Description of the task:
Find every line in the records below that contains the word "this", and copy each such line.

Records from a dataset
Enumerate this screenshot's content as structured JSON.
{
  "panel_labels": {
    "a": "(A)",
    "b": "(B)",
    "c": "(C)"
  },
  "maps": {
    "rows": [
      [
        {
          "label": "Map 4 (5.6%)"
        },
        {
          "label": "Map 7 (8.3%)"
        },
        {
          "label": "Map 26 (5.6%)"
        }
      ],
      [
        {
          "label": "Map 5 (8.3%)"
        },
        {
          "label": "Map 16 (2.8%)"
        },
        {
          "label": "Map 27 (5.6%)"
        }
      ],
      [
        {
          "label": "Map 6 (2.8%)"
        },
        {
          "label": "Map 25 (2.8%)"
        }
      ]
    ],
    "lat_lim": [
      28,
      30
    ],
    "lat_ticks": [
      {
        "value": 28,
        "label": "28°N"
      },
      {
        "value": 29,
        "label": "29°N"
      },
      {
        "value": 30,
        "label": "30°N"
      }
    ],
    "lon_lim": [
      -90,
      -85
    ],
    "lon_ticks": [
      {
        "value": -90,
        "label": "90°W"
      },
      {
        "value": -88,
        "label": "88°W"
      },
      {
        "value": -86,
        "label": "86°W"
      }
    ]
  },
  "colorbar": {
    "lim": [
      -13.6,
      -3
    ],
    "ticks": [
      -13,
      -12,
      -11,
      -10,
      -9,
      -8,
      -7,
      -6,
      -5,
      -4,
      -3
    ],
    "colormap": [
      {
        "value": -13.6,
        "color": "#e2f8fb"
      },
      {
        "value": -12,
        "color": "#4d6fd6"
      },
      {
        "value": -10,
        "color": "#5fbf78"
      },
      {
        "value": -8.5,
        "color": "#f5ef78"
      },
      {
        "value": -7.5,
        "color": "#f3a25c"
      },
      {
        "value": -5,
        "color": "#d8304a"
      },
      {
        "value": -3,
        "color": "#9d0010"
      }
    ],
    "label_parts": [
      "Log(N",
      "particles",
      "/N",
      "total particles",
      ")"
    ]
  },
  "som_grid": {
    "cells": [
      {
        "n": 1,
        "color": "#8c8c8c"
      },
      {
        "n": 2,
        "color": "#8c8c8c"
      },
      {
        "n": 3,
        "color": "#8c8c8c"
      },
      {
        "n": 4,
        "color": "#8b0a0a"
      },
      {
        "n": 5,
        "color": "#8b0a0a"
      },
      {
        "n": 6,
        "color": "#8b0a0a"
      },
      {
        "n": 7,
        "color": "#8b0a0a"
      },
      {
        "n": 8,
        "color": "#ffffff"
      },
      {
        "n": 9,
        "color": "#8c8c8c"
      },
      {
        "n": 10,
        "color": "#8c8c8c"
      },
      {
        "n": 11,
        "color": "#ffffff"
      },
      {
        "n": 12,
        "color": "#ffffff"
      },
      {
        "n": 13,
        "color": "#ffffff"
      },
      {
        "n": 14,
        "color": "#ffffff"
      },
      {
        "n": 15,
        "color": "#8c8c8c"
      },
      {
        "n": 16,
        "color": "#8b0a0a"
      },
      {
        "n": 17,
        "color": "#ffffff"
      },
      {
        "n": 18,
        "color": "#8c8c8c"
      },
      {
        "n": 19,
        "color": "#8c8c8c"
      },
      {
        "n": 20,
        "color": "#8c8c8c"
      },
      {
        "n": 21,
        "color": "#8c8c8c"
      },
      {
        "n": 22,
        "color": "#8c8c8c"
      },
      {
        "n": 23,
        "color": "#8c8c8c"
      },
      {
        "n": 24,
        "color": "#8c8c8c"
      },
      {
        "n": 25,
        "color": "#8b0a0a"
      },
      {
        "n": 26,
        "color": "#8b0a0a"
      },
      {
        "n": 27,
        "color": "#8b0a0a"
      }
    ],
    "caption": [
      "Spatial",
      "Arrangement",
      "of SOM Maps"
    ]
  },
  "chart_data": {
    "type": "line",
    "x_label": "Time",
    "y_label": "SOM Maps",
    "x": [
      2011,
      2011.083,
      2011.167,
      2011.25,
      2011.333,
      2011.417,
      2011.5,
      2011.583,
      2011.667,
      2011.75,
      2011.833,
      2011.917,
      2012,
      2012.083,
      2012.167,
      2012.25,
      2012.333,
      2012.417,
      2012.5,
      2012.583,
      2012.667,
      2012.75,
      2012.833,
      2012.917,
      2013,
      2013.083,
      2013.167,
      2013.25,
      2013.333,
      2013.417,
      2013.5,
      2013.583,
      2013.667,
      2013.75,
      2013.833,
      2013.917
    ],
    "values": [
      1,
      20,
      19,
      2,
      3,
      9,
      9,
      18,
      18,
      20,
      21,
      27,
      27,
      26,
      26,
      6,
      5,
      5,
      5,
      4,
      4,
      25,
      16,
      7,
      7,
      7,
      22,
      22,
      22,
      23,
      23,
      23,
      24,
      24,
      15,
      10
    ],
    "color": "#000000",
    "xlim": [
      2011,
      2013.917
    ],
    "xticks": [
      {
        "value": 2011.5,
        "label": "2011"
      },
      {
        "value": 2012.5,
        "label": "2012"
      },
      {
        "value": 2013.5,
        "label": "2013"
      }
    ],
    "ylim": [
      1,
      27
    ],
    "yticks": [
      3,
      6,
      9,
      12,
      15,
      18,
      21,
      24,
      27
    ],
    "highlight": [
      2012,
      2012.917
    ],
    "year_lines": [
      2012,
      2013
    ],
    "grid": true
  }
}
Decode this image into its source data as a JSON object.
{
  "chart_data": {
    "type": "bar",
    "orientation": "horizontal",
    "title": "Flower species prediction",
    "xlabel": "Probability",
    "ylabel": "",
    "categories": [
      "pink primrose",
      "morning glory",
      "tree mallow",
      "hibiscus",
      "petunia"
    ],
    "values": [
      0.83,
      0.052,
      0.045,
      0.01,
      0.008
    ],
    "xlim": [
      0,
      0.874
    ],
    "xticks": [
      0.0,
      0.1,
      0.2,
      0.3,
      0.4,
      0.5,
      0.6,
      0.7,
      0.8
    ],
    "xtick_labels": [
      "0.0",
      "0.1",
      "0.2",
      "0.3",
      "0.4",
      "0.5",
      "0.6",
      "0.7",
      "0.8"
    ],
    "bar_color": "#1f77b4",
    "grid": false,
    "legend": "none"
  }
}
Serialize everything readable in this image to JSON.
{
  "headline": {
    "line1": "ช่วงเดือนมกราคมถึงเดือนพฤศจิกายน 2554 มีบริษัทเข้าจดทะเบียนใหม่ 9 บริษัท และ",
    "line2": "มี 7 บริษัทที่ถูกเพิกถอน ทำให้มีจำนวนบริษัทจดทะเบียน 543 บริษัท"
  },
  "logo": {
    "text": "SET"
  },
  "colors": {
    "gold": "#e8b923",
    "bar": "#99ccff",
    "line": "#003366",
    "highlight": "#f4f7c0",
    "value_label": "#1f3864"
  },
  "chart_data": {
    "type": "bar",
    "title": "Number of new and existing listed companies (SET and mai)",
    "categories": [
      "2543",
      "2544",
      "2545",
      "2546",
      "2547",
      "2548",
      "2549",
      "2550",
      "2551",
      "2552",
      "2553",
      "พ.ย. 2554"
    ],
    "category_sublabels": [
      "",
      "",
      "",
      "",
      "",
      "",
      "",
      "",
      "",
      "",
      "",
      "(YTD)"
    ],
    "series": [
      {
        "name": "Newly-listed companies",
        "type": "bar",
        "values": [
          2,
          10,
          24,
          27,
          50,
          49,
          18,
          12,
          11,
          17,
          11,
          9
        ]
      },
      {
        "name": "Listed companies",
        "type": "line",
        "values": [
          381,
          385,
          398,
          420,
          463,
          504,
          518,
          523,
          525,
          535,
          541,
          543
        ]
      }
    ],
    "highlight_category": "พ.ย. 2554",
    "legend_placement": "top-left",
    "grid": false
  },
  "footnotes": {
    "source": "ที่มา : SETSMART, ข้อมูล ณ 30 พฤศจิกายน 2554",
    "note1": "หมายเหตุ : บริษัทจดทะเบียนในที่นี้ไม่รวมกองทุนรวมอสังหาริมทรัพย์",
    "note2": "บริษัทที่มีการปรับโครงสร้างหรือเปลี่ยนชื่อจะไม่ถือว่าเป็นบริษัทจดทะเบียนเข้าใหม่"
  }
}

Answer to the exercise:
Enumerate this screenshot's content as structured JSON.
Decode this image into its source data as a JSON object.
Serialize everything readable in this image to JSON.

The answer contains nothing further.